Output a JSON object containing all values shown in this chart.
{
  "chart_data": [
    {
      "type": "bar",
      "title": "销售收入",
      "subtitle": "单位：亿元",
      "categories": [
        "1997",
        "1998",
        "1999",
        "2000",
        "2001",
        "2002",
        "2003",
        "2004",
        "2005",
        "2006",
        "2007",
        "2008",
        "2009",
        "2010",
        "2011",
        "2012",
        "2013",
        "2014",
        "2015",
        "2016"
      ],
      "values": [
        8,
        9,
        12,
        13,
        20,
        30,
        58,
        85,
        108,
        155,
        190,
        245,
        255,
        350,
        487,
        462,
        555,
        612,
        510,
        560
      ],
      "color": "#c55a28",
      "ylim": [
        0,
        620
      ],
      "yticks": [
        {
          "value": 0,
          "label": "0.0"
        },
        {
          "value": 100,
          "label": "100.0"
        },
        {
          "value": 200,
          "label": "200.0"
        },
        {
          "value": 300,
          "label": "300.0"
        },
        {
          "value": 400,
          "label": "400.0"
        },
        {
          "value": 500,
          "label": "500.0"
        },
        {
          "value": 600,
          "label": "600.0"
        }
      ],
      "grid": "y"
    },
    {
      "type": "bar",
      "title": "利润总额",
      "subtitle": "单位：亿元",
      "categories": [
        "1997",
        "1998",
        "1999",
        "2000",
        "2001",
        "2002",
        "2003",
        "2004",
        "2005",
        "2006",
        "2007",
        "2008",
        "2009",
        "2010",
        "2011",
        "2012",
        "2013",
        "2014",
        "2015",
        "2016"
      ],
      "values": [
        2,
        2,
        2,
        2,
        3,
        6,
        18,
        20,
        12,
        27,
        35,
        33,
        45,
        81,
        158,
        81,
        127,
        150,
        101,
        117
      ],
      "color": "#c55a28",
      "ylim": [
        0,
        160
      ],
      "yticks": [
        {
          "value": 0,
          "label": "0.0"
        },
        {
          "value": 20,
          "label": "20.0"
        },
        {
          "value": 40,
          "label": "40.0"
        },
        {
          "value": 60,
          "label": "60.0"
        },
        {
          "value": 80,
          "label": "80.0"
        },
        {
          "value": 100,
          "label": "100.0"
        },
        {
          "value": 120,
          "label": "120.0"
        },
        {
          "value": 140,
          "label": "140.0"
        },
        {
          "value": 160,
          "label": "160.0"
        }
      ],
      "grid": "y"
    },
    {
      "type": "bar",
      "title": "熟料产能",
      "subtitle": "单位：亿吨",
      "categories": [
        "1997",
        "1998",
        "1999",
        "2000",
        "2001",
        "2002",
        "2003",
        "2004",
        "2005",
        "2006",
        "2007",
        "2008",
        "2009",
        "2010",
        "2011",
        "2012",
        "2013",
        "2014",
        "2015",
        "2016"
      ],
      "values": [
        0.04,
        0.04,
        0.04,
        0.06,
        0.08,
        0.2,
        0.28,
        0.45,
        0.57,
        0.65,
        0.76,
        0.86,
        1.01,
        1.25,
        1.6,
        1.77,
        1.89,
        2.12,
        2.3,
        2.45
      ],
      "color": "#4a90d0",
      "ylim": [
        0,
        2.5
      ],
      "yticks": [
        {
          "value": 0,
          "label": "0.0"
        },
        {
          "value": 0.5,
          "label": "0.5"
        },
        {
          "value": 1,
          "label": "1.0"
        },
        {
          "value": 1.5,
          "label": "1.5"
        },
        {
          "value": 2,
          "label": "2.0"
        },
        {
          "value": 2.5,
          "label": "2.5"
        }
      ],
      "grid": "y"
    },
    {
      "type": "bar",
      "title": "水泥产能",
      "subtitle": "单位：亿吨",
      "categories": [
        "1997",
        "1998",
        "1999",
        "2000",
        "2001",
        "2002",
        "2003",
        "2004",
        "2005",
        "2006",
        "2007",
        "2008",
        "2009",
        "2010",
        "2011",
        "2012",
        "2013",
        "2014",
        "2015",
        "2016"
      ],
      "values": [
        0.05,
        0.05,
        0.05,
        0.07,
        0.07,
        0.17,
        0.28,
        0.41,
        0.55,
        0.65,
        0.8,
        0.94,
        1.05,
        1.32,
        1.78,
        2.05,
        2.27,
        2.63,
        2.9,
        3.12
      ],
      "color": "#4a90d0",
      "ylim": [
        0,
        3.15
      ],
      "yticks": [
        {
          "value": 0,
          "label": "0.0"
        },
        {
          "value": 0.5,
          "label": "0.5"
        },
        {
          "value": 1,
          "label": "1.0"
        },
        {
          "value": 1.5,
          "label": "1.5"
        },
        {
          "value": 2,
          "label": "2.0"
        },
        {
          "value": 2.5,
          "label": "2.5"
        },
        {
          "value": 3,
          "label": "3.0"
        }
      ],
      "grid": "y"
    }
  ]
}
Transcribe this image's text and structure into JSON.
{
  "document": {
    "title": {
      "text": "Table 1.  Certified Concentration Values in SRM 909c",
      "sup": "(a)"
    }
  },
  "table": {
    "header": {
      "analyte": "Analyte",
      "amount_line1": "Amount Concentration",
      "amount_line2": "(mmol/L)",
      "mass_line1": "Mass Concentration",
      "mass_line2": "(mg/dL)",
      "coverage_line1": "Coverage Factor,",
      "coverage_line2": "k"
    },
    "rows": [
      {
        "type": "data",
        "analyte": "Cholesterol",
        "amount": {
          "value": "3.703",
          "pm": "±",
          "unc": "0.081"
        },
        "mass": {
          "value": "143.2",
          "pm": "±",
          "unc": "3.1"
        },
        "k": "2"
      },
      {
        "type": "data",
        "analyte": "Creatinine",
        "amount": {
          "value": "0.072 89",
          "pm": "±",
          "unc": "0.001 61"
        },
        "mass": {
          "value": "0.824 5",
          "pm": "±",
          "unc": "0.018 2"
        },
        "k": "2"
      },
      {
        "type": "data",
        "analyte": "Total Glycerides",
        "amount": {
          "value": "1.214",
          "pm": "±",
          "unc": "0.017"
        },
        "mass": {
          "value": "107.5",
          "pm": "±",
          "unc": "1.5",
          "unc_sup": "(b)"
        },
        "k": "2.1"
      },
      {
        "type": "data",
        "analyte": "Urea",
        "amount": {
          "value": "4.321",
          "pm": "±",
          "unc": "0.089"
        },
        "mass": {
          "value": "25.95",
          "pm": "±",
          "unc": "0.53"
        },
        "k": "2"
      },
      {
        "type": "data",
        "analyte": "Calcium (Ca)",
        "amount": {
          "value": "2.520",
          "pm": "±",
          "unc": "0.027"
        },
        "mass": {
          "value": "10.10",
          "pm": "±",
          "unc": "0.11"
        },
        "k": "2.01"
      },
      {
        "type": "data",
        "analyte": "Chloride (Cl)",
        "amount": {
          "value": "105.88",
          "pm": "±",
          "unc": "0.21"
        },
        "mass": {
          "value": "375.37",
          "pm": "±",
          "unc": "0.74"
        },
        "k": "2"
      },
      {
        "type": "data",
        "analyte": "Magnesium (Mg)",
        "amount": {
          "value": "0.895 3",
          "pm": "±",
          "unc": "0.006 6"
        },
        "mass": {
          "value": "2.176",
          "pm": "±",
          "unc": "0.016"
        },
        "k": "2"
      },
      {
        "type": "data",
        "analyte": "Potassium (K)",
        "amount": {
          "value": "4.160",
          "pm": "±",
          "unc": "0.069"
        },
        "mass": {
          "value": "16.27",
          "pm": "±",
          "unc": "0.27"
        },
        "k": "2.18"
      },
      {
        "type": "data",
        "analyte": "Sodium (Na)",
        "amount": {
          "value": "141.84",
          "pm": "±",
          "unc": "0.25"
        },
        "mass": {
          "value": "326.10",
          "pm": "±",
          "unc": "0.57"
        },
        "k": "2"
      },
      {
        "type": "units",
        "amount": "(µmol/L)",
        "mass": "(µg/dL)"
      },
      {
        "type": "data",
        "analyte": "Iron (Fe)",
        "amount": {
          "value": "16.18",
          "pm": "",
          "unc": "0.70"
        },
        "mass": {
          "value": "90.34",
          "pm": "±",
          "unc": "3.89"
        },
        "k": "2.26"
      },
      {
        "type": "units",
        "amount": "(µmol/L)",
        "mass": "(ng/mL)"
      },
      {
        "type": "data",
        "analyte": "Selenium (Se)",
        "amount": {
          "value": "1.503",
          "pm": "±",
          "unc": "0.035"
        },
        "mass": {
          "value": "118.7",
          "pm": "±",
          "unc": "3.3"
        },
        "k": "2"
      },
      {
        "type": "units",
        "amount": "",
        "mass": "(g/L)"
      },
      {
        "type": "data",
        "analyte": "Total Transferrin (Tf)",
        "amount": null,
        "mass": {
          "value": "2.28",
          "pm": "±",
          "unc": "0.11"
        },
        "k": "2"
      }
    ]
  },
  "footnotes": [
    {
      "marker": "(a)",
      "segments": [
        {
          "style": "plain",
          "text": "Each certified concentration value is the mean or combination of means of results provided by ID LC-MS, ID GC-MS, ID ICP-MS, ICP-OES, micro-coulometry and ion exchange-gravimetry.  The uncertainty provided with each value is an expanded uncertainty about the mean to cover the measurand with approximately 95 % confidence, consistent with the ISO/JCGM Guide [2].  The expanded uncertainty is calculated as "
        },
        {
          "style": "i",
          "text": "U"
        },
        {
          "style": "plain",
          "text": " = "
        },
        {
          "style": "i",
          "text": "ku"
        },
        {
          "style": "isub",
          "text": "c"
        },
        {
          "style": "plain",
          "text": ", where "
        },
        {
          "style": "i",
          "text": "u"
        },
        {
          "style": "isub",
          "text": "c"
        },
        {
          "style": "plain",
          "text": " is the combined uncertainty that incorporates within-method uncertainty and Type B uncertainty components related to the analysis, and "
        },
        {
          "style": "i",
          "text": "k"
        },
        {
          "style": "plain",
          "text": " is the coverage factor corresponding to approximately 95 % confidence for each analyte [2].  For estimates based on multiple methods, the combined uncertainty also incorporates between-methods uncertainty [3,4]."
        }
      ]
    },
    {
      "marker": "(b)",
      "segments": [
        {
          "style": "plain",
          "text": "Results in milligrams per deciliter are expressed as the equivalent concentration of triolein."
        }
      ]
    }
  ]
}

__Task requirements__. Go through the listing above line by line and say how many lines hold the word "incorporates". Reply with that number only.

__Correct response__. 2